• [EXERCISE OBJECTIVE]:
Summarize the exam closing note in two sentences.

[EXERCISE TEXT]

End of Exam. Please submit this RMD file along with a knitted HTML report. Failed to submit HTML will lead to 1pt deduction.

[/EXERCISE TEXT]
[DATASET CONTENT]

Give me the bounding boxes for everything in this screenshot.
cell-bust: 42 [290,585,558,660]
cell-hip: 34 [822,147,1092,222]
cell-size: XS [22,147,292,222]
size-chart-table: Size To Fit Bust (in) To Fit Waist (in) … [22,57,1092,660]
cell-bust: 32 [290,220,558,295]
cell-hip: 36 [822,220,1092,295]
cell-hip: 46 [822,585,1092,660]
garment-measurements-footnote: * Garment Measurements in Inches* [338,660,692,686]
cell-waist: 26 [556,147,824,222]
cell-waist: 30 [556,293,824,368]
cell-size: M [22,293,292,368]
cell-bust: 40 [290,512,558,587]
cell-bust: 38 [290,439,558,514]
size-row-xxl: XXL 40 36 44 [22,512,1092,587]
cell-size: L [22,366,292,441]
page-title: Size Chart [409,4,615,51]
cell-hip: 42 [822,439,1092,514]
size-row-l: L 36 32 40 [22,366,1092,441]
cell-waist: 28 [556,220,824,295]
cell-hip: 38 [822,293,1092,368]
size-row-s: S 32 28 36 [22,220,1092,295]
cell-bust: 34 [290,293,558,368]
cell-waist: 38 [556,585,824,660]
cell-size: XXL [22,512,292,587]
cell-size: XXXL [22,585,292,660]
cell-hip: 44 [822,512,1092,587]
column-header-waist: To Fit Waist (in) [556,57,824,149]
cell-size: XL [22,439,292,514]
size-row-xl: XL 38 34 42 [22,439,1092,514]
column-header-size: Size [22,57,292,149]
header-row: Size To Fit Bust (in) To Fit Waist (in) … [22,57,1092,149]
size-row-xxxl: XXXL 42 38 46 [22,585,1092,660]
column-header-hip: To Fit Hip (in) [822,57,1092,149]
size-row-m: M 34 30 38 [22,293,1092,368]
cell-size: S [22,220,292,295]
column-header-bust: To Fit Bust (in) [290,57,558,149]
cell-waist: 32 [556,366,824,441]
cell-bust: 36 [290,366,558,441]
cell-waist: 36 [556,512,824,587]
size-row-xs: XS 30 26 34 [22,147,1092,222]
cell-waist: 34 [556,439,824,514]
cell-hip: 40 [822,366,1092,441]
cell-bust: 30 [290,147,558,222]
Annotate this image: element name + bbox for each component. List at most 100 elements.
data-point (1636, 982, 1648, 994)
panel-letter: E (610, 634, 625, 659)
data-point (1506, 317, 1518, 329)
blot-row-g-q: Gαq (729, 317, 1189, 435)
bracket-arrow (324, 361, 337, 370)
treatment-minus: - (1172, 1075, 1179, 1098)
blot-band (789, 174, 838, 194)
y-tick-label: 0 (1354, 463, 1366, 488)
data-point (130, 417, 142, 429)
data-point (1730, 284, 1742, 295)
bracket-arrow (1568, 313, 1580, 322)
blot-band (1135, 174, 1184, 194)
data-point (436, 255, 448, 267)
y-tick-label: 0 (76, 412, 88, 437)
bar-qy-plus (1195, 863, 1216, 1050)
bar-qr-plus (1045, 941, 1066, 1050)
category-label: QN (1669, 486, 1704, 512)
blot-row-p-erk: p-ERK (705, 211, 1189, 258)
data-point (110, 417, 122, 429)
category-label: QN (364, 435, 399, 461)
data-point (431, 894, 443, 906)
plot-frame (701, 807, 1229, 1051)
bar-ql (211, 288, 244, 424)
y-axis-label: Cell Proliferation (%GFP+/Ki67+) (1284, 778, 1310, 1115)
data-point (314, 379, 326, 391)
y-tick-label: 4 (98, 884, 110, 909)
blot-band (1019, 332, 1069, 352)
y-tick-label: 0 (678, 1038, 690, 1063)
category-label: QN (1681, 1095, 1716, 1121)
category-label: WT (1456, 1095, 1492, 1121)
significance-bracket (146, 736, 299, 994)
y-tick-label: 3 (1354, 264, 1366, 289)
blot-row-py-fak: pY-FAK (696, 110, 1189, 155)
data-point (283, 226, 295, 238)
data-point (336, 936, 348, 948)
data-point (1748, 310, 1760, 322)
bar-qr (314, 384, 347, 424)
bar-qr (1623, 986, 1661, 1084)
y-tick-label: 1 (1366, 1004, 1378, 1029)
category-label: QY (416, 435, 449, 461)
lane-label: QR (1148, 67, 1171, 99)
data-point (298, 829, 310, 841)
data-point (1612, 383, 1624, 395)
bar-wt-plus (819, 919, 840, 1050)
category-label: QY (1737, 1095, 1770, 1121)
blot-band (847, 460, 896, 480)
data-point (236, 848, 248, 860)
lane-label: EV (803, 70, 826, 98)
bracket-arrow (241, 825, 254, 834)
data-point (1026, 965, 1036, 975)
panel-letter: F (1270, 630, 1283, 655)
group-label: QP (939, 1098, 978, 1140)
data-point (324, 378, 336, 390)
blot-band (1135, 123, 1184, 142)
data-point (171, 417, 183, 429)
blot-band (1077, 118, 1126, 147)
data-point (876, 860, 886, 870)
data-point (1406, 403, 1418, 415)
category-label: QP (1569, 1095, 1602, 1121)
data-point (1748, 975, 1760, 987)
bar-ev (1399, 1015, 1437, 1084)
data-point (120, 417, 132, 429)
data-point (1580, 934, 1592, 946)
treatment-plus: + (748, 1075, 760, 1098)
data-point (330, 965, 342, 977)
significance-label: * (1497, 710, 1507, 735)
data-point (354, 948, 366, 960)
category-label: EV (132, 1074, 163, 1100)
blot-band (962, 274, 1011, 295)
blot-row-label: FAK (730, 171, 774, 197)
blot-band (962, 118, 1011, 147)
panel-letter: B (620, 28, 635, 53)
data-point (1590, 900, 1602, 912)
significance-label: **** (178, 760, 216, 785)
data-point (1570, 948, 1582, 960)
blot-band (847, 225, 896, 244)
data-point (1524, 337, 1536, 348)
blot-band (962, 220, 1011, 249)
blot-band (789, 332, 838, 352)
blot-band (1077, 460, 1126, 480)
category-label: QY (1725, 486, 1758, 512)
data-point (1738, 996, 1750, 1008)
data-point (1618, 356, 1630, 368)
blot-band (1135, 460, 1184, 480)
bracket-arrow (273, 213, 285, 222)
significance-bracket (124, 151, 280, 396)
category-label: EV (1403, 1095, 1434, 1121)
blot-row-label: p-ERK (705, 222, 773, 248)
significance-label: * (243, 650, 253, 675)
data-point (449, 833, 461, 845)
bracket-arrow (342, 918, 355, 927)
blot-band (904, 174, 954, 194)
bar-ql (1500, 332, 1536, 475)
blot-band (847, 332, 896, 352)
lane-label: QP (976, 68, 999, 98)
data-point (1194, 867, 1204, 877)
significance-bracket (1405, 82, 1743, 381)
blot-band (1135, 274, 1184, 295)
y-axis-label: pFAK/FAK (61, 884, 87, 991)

[/DATASET CONTENT]

• [SOLUTION TO THIS EXERCISE]:
The exam has ended, and the RMD file must be submitted together with a knitted HTML report. Not submitting the HTML results in a 1-point deduction.